:: INPUT DATA ::
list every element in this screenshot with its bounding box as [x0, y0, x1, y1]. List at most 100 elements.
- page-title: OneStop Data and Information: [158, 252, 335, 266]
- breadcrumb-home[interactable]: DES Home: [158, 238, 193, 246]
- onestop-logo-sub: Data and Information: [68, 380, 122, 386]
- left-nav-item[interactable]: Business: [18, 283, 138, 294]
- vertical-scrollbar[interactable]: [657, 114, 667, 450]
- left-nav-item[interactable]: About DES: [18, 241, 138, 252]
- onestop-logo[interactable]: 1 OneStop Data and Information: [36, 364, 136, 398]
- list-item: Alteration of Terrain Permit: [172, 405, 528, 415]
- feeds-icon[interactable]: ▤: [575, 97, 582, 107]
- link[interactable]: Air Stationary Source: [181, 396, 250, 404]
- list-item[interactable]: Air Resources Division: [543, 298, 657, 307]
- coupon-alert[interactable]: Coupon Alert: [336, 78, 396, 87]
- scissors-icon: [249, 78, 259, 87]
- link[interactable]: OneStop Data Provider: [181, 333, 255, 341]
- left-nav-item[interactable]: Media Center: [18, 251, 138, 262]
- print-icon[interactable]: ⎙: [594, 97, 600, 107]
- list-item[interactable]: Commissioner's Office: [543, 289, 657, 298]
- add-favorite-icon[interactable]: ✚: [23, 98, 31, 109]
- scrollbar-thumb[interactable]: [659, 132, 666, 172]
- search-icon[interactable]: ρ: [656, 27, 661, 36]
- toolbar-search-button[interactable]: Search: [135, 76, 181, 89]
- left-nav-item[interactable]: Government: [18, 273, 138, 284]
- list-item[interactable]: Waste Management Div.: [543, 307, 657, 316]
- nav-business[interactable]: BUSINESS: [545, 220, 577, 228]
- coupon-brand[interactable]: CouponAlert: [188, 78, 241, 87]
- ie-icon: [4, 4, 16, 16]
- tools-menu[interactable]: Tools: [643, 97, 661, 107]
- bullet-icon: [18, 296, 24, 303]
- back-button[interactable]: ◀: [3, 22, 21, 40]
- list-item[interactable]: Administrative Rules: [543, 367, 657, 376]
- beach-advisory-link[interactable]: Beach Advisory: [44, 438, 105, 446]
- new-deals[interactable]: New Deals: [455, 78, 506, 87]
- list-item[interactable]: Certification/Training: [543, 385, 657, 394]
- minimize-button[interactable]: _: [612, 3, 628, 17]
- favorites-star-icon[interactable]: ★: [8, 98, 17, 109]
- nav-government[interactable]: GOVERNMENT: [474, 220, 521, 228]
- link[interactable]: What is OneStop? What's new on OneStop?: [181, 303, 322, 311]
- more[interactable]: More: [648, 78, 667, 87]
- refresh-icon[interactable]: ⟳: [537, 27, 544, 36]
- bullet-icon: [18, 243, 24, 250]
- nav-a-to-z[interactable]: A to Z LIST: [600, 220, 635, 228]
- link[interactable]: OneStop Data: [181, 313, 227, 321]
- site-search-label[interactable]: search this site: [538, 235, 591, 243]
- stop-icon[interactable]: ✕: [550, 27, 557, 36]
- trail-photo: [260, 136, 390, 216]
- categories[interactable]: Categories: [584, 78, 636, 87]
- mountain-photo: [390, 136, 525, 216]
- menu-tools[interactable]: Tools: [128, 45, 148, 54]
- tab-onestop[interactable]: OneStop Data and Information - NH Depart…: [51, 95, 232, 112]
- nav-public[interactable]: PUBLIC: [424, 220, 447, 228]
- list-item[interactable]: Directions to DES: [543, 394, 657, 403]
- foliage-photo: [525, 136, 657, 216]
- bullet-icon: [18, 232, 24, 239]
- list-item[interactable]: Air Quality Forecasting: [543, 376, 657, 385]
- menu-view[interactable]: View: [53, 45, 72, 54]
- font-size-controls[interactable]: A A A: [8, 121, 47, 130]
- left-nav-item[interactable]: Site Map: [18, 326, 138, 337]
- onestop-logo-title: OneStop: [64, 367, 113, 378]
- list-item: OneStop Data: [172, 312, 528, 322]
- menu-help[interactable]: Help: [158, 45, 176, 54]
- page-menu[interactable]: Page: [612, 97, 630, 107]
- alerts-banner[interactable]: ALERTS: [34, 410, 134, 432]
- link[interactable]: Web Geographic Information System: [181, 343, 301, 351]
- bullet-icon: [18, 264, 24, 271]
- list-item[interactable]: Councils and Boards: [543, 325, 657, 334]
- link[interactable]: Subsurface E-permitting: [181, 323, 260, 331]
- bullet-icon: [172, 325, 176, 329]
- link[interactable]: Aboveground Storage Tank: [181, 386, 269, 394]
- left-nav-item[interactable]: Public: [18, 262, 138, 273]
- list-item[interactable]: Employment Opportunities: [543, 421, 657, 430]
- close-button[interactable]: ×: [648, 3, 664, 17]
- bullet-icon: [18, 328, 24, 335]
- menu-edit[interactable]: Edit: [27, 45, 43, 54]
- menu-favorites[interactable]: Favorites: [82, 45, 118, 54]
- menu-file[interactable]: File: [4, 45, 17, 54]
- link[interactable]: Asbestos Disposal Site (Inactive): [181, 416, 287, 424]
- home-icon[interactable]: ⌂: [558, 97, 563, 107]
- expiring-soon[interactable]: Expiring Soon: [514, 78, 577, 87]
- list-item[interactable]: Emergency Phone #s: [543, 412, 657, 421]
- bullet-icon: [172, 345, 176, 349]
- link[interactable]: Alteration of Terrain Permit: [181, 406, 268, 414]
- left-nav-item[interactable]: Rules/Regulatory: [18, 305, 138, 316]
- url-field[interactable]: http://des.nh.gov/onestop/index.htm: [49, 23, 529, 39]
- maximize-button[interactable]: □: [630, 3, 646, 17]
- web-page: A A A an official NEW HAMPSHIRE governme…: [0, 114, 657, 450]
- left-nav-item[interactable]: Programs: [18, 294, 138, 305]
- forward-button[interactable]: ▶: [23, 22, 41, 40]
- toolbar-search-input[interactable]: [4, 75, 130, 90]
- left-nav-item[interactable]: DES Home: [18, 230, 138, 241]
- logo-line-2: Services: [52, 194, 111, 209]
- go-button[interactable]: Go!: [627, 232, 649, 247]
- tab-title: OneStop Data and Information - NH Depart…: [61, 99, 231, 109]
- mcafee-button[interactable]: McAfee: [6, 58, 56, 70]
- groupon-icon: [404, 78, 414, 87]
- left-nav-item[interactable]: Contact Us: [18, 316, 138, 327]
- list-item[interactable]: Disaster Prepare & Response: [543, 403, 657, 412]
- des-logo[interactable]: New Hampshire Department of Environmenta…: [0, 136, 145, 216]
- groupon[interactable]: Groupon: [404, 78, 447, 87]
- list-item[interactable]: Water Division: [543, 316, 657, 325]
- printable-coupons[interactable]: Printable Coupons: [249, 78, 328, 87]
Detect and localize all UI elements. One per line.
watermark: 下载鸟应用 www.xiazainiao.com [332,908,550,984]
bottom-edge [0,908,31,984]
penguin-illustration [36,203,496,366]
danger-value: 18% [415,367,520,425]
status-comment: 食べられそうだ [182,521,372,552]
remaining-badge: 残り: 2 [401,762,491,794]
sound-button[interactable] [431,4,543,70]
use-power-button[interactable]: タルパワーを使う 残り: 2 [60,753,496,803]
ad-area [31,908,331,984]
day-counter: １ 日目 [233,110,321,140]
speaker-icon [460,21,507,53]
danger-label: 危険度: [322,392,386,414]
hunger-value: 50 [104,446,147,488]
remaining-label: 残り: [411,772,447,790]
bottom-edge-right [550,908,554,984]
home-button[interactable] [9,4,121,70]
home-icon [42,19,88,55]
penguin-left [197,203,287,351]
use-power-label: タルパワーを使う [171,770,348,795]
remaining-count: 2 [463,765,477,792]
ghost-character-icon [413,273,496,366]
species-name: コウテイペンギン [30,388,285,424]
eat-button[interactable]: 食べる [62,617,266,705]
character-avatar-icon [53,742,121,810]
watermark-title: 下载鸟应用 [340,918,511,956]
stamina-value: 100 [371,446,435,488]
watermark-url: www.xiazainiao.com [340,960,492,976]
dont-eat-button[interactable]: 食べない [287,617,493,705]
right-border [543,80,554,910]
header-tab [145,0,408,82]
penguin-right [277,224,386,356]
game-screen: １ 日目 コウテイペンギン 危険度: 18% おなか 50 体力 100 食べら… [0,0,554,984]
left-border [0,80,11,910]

:: SHORT TASK ::
Can you rewrite the stretch from the start of the material through the line containing "- onestop-logo-sub: Data", with "page-title" changed to "page-heading" and everything else left as it is?

:: ANSWER BELOW ::
list every element in this screenshot with its bounding box as [x0, y0, x1, y1]. List at most 100 elements.
- page-heading: OneStop Data and Information: [158, 252, 335, 266]
- breadcrumb-home[interactable]: DES Home: [158, 238, 193, 246]
- onestop-logo-sub: Data and Information: [68, 380, 122, 386]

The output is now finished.